What is being asked
Find every line with the word "name". Copy those lines.
## BEGIN Record extracts
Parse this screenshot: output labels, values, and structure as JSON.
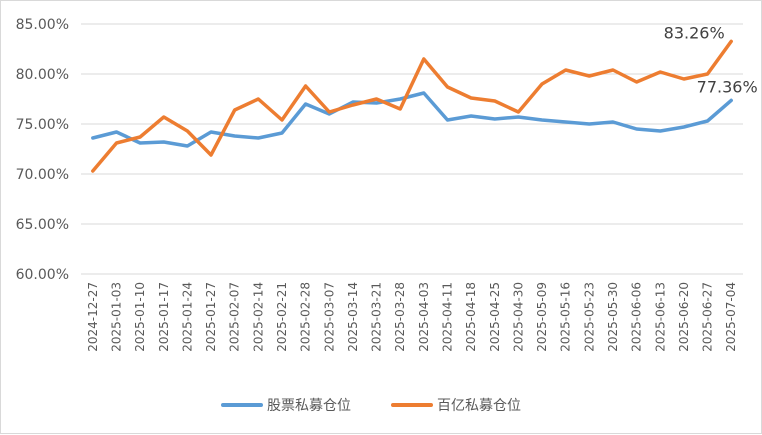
{
  "chart_data": {
    "type": "line",
    "categories": [
      "2024-12-27",
      "2025-01-03",
      "2025-01-10",
      "2025-01-17",
      "2025-01-24",
      "2025-01-27",
      "2025-02-07",
      "2025-02-14",
      "2025-02-21",
      "2025-02-28",
      "2025-03-07",
      "2025-03-14",
      "2025-03-21",
      "2025-03-28",
      "2025-04-03",
      "2025-04-11",
      "2025-04-18",
      "2025-04-25",
      "2025-04-30",
      "2025-05-09",
      "2025-05-16",
      "2025-05-23",
      "2025-05-30",
      "2025-06-06",
      "2025-06-13",
      "2025-06-20",
      "2025-06-27",
      "2025-07-04"
    ],
    "series": [
      {
        "name": "股票私募仓位",
        "color": "#5b9bd5",
        "values": [
          73.6,
          74.2,
          73.1,
          73.2,
          72.8,
          74.2,
          73.8,
          73.6,
          74.1,
          77.0,
          76.0,
          77.2,
          77.1,
          77.5,
          78.1,
          75.4,
          75.8,
          75.5,
          75.7,
          75.4,
          75.2,
          75.0,
          75.2,
          74.5,
          74.3,
          74.7,
          75.3,
          77.36
        ]
      },
      {
        "name": "百亿私募仓位",
        "color": "#ed7d31",
        "values": [
          70.3,
          73.1,
          73.7,
          75.7,
          74.3,
          71.9,
          76.4,
          77.5,
          75.4,
          78.8,
          76.2,
          76.9,
          77.5,
          76.5,
          81.5,
          78.7,
          77.6,
          77.3,
          76.2,
          79.0,
          80.4,
          79.8,
          80.4,
          79.2,
          80.2,
          79.5,
          80.0,
          83.26
        ]
      }
    ],
    "end_labels": [
      "83.26%",
      "77.36%"
    ],
    "ylim": [
      60,
      85
    ],
    "yticks": [
      "60.00%",
      "65.00%",
      "70.00%",
      "75.00%",
      "80.00%",
      "85.00%"
    ],
    "ytick_values": [
      60,
      65,
      70,
      75,
      80,
      85
    ],
    "grid": "horizontal",
    "legend_position": "bottom",
    "title": "",
    "xlabel": "",
    "ylabel": ""
  }
}
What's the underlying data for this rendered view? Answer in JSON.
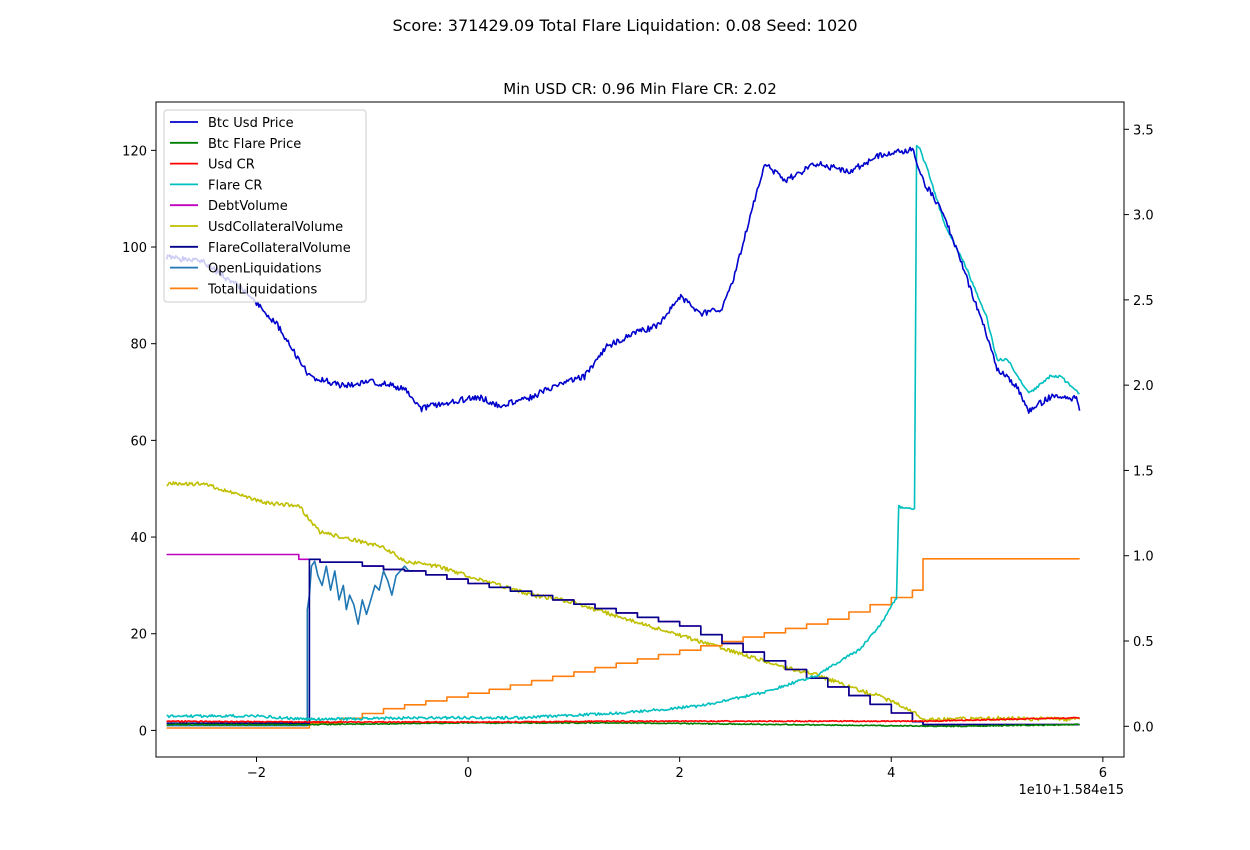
{
  "figure": {
    "suptitle": "Score: 371429.09 Total Flare Liquidation: 0.08 Seed: 1020"
  },
  "chart_data": {
    "type": "line",
    "title": "Min USD CR: 0.96 Min Flare CR: 2.02",
    "xlabel": "",
    "ylabel": "",
    "x_offset_text": "1e10+1.584e15",
    "xlim": [
      -2.95,
      6.2
    ],
    "x_ticks": [
      -2,
      0,
      2,
      4,
      6
    ],
    "x_tick_labels": [
      "−2",
      "0",
      "2",
      "4",
      "6"
    ],
    "ylim_left": [
      -5.5,
      130
    ],
    "y_left_ticks": [
      0,
      20,
      40,
      60,
      80,
      100,
      120
    ],
    "y_left_tick_labels": [
      "0",
      "20",
      "40",
      "60",
      "80",
      "100",
      "120"
    ],
    "ylim_right": [
      -0.18,
      3.66
    ],
    "y_right_ticks": [
      0.0,
      0.5,
      1.0,
      1.5,
      2.0,
      2.5,
      3.0,
      3.5
    ],
    "y_right_tick_labels": [
      "0.0",
      "0.5",
      "1.0",
      "1.5",
      "2.0",
      "2.5",
      "3.0",
      "3.5"
    ],
    "grid": false,
    "legend_position": "top-left",
    "series": [
      {
        "name": "Btc Usd Price",
        "axis": "right",
        "color": "#0000cc",
        "noise": 0.018,
        "x": [
          -2.85,
          -2.5,
          -2.1,
          -1.8,
          -1.5,
          -1.2,
          -0.9,
          -0.6,
          -0.45,
          -0.2,
          0.1,
          0.3,
          0.6,
          0.9,
          1.1,
          1.3,
          1.55,
          1.8,
          2.0,
          2.2,
          2.4,
          2.5,
          2.8,
          3.0,
          3.3,
          3.6,
          3.9,
          4.2,
          4.3,
          4.5,
          4.7,
          4.9,
          5.0,
          5.2,
          5.3,
          5.5,
          5.75,
          5.78
        ],
        "y": [
          2.75,
          2.72,
          2.55,
          2.35,
          2.05,
          2.0,
          2.02,
          1.98,
          1.86,
          1.9,
          1.93,
          1.88,
          1.93,
          2.02,
          2.05,
          2.22,
          2.3,
          2.35,
          2.52,
          2.42,
          2.45,
          2.6,
          3.3,
          3.2,
          3.3,
          3.25,
          3.35,
          3.38,
          3.2,
          3.0,
          2.65,
          2.3,
          2.1,
          1.98,
          1.85,
          1.93,
          1.92,
          1.85
        ]
      },
      {
        "name": "Btc Flare Price",
        "axis": "right",
        "color": "#008000",
        "noise": 0.003,
        "x": [
          -2.85,
          -1.5,
          0,
          1.5,
          3,
          4.5,
          5.78
        ],
        "y": [
          0.01,
          0.01,
          0.02,
          0.02,
          0.01,
          0.0,
          0.01
        ]
      },
      {
        "name": "Usd CR",
        "axis": "right",
        "color": "#ff0000",
        "noise": 0.003,
        "x": [
          -2.85,
          -1.5,
          0,
          1.5,
          3,
          4.3,
          5.0,
          5.78
        ],
        "y": [
          0.03,
          0.025,
          0.025,
          0.03,
          0.03,
          0.03,
          0.04,
          0.05
        ]
      },
      {
        "name": "Flare CR",
        "axis": "right",
        "color": "#00bfbf",
        "noise": 0.008,
        "x": [
          -2.85,
          -2.0,
          -1.5,
          -0.5,
          0.5,
          1.5,
          2.2,
          2.8,
          3.3,
          3.7,
          3.9,
          4.05,
          4.07,
          4.1,
          4.22,
          4.24,
          4.26,
          4.35,
          4.5,
          4.7,
          4.9,
          5.0,
          5.1,
          5.3,
          5.5,
          5.6,
          5.78
        ],
        "y": [
          0.06,
          0.06,
          0.04,
          0.05,
          0.05,
          0.08,
          0.12,
          0.2,
          0.3,
          0.45,
          0.6,
          0.75,
          1.3,
          1.28,
          1.28,
          3.4,
          3.4,
          3.25,
          2.95,
          2.7,
          2.4,
          2.15,
          2.15,
          1.95,
          2.05,
          2.05,
          1.95
        ]
      },
      {
        "name": "DebtVolume",
        "axis": "left",
        "color": "#bf00bf",
        "noise": 0.0,
        "step": true,
        "x": [
          -2.85,
          -1.6,
          -1.6,
          -1.4,
          -1.4,
          -1.0,
          -1.0,
          -0.8,
          -0.8,
          -0.6,
          -0.6,
          -0.4,
          -0.4,
          -0.2,
          -0.2,
          0.0,
          0.0,
          0.2,
          0.2,
          0.4,
          0.4,
          0.6,
          0.6,
          0.8,
          0.8,
          1.0,
          1.0,
          1.2,
          1.2,
          1.4,
          1.4,
          1.6,
          1.6,
          1.8,
          1.8,
          2.0,
          2.0,
          2.2,
          2.2,
          2.4,
          2.4,
          2.6,
          2.6,
          2.8,
          2.8,
          3.0,
          3.0,
          3.2,
          3.2,
          3.4,
          3.4,
          3.6,
          3.6,
          3.8,
          3.8,
          4.0,
          4.0,
          4.2,
          4.2,
          4.3,
          4.3,
          5.78
        ],
        "y": [
          36.4,
          36.4,
          35.4,
          35.4,
          34.8,
          34.8,
          34.0,
          34.0,
          33.3,
          33.3,
          33.0,
          33.0,
          32.2,
          32.2,
          31.3,
          31.3,
          30.4,
          30.4,
          29.6,
          29.6,
          28.8,
          28.8,
          27.9,
          27.9,
          27.0,
          27.0,
          26.1,
          26.1,
          25.2,
          25.2,
          24.3,
          24.3,
          23.4,
          23.4,
          22.5,
          22.5,
          21.6,
          21.6,
          19.8,
          19.8,
          18.0,
          18.0,
          16.2,
          16.2,
          14.4,
          14.4,
          12.6,
          12.6,
          10.8,
          10.8,
          9.0,
          9.0,
          7.2,
          7.2,
          5.4,
          5.4,
          3.6,
          3.6,
          1.8,
          1.8,
          1.2,
          1.2
        ]
      },
      {
        "name": "UsdCollateralVolume",
        "axis": "left",
        "color": "#bfbf00",
        "noise": 0.4,
        "x": [
          -2.85,
          -2.5,
          -2.2,
          -1.9,
          -1.6,
          -1.4,
          -1.2,
          -1.0,
          -0.8,
          -0.6,
          -0.3,
          0.0,
          0.3,
          0.6,
          0.9,
          1.2,
          1.5,
          1.8,
          2.1,
          2.4,
          2.7,
          3.0,
          3.3,
          3.6,
          3.9,
          4.1,
          4.2,
          4.3,
          4.5,
          5.0,
          5.78
        ],
        "y": [
          51,
          51,
          49,
          47,
          46.5,
          41,
          40,
          39,
          38,
          35,
          34,
          32,
          30,
          28,
          27,
          25,
          23,
          21,
          19,
          17,
          15,
          13,
          11.5,
          9,
          7,
          5,
          4,
          2.2,
          2.3,
          2.5,
          2.3
        ]
      },
      {
        "name": "FlareCollateralVolume",
        "axis": "left",
        "color": "#00008b",
        "noise": 0.0,
        "step": true,
        "x": [
          -2.85,
          -1.5,
          -1.5,
          -1.4,
          -1.4,
          -1.0,
          -1.0,
          -0.8,
          -0.8,
          -0.6,
          -0.6,
          -0.4,
          -0.4,
          -0.2,
          -0.2,
          0.0,
          0.0,
          0.2,
          0.2,
          0.4,
          0.4,
          0.6,
          0.6,
          0.8,
          0.8,
          1.0,
          1.0,
          1.2,
          1.2,
          1.4,
          1.4,
          1.6,
          1.6,
          1.8,
          1.8,
          2.0,
          2.0,
          2.2,
          2.2,
          2.4,
          2.4,
          2.6,
          2.6,
          2.8,
          2.8,
          3.0,
          3.0,
          3.2,
          3.2,
          3.4,
          3.4,
          3.6,
          3.6,
          3.8,
          3.8,
          4.0,
          4.0,
          4.2,
          4.2,
          4.3,
          4.3,
          5.78
        ],
        "y": [
          1.5,
          1.5,
          35.4,
          35.4,
          34.8,
          34.8,
          34.0,
          34.0,
          33.3,
          33.3,
          33.0,
          33.0,
          32.2,
          32.2,
          31.3,
          31.3,
          30.4,
          30.4,
          29.6,
          29.6,
          28.8,
          28.8,
          27.9,
          27.9,
          27.0,
          27.0,
          26.1,
          26.1,
          25.2,
          25.2,
          24.3,
          24.3,
          23.4,
          23.4,
          22.5,
          22.5,
          21.6,
          21.6,
          19.8,
          19.8,
          18.0,
          18.0,
          16.2,
          16.2,
          14.4,
          14.4,
          12.6,
          12.6,
          10.8,
          10.8,
          9.0,
          9.0,
          7.2,
          7.2,
          5.4,
          5.4,
          3.6,
          3.6,
          1.8,
          1.8,
          1.2,
          1.2
        ]
      },
      {
        "name": "OpenLiquidations",
        "axis": "left",
        "color": "#1f77b4",
        "noise": 0.0,
        "x": [
          -2.85,
          -1.52,
          -1.52,
          -1.5,
          -1.48,
          -1.45,
          -1.42,
          -1.38,
          -1.34,
          -1.3,
          -1.26,
          -1.22,
          -1.18,
          -1.15,
          -1.12,
          -1.08,
          -1.04,
          -1.0,
          -0.96,
          -0.92,
          -0.88,
          -0.84,
          -0.8,
          -0.76,
          -0.72,
          -0.68,
          -0.64,
          -0.6,
          -0.56,
          -0.52
        ],
        "y": [
          1,
          1,
          25,
          28,
          34,
          35,
          32,
          30,
          34,
          29,
          33,
          27,
          30,
          25,
          28,
          26,
          22,
          27,
          24,
          27,
          30,
          29,
          33,
          31,
          28,
          32,
          33,
          34,
          33,
          33
        ]
      },
      {
        "name": "TotalLiquidations",
        "axis": "left",
        "color": "#ff7f0e",
        "noise": 0.0,
        "step": true,
        "x": [
          -2.85,
          -1.5,
          -1.5,
          -1.2,
          -1.2,
          -1.0,
          -1.0,
          -0.8,
          -0.8,
          -0.6,
          -0.6,
          -0.4,
          -0.4,
          -0.2,
          -0.2,
          0.0,
          0.0,
          0.2,
          0.2,
          0.4,
          0.4,
          0.6,
          0.6,
          0.8,
          0.8,
          1.0,
          1.0,
          1.2,
          1.2,
          1.4,
          1.4,
          1.6,
          1.6,
          1.8,
          1.8,
          2.0,
          2.0,
          2.2,
          2.2,
          2.4,
          2.4,
          2.6,
          2.6,
          2.8,
          2.8,
          3.0,
          3.0,
          3.2,
          3.2,
          3.4,
          3.4,
          3.6,
          3.6,
          3.8,
          3.8,
          4.0,
          4.0,
          4.2,
          4.2,
          4.3,
          4.3,
          5.78
        ],
        "y": [
          0.5,
          0.5,
          1.5,
          1.5,
          2.5,
          2.5,
          3.5,
          3.5,
          4.5,
          4.5,
          5.3,
          5.3,
          6.1,
          6.1,
          6.9,
          6.9,
          7.7,
          7.7,
          8.5,
          8.5,
          9.4,
          9.4,
          10.3,
          10.3,
          11.2,
          11.2,
          12.1,
          12.1,
          13.0,
          13.0,
          13.9,
          13.9,
          14.8,
          14.8,
          15.7,
          15.7,
          16.6,
          16.6,
          17.5,
          17.5,
          18.4,
          18.4,
          19.3,
          19.3,
          20.2,
          20.2,
          21.1,
          21.1,
          22.0,
          22.0,
          23.0,
          23.0,
          24.5,
          24.5,
          26.0,
          26.0,
          27.5,
          27.5,
          29.0,
          29.0,
          35.5,
          35.5
        ]
      }
    ]
  }
}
## END Record extracts
Correct output
        "name": "股票私募仓位",
        "name": "百亿私募仓位",
        "name": "Btc Usd Price",
        "name": "Btc Flare Price",
        "name": "Usd CR",
        "name": "Flare CR",
        "name": "DebtVolume",
        "name": "UsdCollateralVolume",
        "name": "FlareCollateralVolume",
        "name": "OpenLiquidations",
        "name": "TotalLiquidations",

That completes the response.